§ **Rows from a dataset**

━━━━━━━━━━

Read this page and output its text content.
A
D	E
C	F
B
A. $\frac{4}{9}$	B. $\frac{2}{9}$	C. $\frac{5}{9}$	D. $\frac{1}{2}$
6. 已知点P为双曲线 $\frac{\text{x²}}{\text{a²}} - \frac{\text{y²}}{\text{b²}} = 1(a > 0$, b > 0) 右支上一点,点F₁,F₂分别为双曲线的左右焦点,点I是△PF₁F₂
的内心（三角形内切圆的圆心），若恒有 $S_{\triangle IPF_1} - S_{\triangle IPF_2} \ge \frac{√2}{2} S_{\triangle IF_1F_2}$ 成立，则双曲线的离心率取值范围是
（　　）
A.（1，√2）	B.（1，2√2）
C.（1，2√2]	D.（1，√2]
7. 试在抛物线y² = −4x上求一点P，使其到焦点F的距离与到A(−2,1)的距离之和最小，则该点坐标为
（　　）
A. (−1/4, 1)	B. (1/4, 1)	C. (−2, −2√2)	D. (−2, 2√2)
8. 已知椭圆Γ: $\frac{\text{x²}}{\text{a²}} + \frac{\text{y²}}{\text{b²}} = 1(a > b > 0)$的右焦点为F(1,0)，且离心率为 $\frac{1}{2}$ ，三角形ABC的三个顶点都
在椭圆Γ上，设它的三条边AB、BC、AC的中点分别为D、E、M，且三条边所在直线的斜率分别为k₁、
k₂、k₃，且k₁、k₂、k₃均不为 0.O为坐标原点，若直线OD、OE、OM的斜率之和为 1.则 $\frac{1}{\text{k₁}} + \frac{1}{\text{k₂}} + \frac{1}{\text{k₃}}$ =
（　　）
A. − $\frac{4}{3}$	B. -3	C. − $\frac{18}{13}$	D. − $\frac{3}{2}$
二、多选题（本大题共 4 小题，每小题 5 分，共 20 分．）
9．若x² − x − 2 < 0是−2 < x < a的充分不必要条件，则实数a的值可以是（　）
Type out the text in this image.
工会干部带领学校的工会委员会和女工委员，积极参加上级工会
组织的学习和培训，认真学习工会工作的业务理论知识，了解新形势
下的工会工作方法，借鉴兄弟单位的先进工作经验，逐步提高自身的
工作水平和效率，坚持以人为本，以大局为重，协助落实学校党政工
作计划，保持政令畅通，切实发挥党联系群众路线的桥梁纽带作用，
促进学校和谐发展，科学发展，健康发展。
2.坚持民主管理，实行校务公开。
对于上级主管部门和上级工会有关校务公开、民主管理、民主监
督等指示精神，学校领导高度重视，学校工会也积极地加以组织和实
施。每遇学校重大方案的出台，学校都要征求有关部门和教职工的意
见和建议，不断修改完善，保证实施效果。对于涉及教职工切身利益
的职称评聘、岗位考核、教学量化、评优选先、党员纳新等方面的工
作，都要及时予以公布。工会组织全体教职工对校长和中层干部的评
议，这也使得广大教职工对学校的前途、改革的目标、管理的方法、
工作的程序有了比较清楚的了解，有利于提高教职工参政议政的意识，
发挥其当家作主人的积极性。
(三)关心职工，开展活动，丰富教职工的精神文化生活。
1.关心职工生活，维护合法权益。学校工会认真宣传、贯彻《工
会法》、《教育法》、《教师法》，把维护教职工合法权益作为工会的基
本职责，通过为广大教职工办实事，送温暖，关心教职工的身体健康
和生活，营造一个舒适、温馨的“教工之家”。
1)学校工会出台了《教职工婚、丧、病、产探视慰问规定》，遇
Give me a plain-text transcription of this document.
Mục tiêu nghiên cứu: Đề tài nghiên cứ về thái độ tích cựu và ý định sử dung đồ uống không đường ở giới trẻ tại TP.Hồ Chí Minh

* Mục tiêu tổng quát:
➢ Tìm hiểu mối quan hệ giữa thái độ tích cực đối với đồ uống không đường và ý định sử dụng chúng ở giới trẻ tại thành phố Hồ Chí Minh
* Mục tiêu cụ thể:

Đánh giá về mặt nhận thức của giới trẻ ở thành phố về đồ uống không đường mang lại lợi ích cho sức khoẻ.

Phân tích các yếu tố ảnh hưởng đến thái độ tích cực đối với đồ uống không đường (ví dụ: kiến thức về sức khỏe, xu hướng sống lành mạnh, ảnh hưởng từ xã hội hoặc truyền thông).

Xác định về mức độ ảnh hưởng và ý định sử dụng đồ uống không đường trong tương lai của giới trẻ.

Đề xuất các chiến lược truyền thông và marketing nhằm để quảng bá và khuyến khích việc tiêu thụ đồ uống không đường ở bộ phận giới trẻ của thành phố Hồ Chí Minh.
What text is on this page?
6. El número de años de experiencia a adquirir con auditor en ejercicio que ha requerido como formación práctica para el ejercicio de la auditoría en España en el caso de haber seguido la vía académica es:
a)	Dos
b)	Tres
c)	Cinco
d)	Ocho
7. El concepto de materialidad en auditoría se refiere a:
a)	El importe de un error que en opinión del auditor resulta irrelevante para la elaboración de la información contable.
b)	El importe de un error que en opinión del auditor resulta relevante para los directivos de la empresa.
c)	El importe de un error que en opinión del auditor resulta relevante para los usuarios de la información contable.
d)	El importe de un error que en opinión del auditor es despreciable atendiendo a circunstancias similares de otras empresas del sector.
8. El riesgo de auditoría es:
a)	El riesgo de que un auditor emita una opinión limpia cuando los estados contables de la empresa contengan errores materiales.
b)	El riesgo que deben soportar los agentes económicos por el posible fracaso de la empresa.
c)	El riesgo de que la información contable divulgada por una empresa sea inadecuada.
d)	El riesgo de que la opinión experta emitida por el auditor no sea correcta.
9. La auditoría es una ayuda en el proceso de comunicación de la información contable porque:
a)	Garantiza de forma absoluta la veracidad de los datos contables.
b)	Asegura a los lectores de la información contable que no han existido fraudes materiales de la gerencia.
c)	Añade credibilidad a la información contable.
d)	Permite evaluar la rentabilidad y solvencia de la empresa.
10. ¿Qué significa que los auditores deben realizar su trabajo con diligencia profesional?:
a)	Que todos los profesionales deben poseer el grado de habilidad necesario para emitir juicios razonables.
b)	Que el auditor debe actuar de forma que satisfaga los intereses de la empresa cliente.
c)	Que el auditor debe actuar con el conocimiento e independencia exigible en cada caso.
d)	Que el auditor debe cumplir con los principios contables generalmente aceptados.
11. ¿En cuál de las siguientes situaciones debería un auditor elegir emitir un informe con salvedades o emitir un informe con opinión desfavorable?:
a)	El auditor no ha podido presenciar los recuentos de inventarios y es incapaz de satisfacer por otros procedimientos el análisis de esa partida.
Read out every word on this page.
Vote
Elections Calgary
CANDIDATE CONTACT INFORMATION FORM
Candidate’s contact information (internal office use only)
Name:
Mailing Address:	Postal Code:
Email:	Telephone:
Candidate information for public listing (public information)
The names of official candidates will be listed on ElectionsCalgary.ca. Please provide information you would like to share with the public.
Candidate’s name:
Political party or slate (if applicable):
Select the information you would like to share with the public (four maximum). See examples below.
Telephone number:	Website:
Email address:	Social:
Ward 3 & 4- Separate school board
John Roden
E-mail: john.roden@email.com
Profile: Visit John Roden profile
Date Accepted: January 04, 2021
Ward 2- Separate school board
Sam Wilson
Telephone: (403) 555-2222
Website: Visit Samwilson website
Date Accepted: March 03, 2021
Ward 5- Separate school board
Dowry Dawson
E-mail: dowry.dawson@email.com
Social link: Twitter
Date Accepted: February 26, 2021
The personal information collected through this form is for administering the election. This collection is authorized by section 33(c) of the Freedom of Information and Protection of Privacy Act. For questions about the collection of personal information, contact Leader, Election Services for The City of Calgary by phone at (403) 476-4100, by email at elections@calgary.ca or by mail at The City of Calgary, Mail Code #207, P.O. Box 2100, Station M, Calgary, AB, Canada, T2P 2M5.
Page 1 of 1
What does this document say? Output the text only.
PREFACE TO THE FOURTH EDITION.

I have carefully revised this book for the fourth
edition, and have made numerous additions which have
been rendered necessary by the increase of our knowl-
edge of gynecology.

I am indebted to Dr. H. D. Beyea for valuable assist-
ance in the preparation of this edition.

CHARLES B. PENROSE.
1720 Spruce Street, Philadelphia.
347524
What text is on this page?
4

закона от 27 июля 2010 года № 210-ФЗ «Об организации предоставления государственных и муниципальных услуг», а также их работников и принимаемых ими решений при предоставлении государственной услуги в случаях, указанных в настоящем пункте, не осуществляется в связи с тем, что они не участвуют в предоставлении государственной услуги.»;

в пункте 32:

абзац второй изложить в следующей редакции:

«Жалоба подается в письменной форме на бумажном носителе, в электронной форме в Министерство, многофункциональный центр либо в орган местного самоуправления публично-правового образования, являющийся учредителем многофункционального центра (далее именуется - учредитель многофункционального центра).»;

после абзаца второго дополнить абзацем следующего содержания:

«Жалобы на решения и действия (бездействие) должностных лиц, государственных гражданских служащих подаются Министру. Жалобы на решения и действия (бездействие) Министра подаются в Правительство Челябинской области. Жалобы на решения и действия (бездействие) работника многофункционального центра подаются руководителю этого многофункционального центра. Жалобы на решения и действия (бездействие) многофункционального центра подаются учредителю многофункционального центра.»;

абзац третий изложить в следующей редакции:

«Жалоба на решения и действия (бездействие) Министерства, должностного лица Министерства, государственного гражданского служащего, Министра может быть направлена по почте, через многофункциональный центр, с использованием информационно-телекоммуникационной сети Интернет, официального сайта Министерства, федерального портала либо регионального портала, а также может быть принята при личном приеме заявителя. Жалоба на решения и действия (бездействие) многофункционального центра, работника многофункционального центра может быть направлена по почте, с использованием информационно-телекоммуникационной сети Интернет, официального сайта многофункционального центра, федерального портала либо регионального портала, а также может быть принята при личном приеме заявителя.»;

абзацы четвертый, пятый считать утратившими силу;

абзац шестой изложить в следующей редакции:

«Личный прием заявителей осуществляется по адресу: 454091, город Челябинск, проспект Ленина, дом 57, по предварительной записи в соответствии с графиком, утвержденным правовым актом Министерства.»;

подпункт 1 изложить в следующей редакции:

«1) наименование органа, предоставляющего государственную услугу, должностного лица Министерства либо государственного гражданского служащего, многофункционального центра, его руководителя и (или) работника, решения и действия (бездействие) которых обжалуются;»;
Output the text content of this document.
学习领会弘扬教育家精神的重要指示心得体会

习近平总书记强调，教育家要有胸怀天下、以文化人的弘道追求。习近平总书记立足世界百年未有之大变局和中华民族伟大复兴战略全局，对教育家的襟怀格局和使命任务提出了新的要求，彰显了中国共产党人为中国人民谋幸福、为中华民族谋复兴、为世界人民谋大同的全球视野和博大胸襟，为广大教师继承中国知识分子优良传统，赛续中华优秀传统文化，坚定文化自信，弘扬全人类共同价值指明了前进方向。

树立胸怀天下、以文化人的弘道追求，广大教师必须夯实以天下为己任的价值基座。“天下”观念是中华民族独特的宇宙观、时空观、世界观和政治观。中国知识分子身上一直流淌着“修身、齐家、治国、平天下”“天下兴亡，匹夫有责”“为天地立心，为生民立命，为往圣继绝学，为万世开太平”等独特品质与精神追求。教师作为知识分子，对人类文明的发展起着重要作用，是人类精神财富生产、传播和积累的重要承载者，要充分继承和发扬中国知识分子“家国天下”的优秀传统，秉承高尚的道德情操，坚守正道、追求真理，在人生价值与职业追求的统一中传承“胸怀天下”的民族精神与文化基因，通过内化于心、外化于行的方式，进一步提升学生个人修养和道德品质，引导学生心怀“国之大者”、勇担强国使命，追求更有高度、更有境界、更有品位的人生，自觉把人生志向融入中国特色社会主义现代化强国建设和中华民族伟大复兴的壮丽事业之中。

━━━━━━━━━━

§ **Exercise task**
State how many lines in the entries above include the word "auditoría"; reply with the number alone.

§ **Finished answer**
4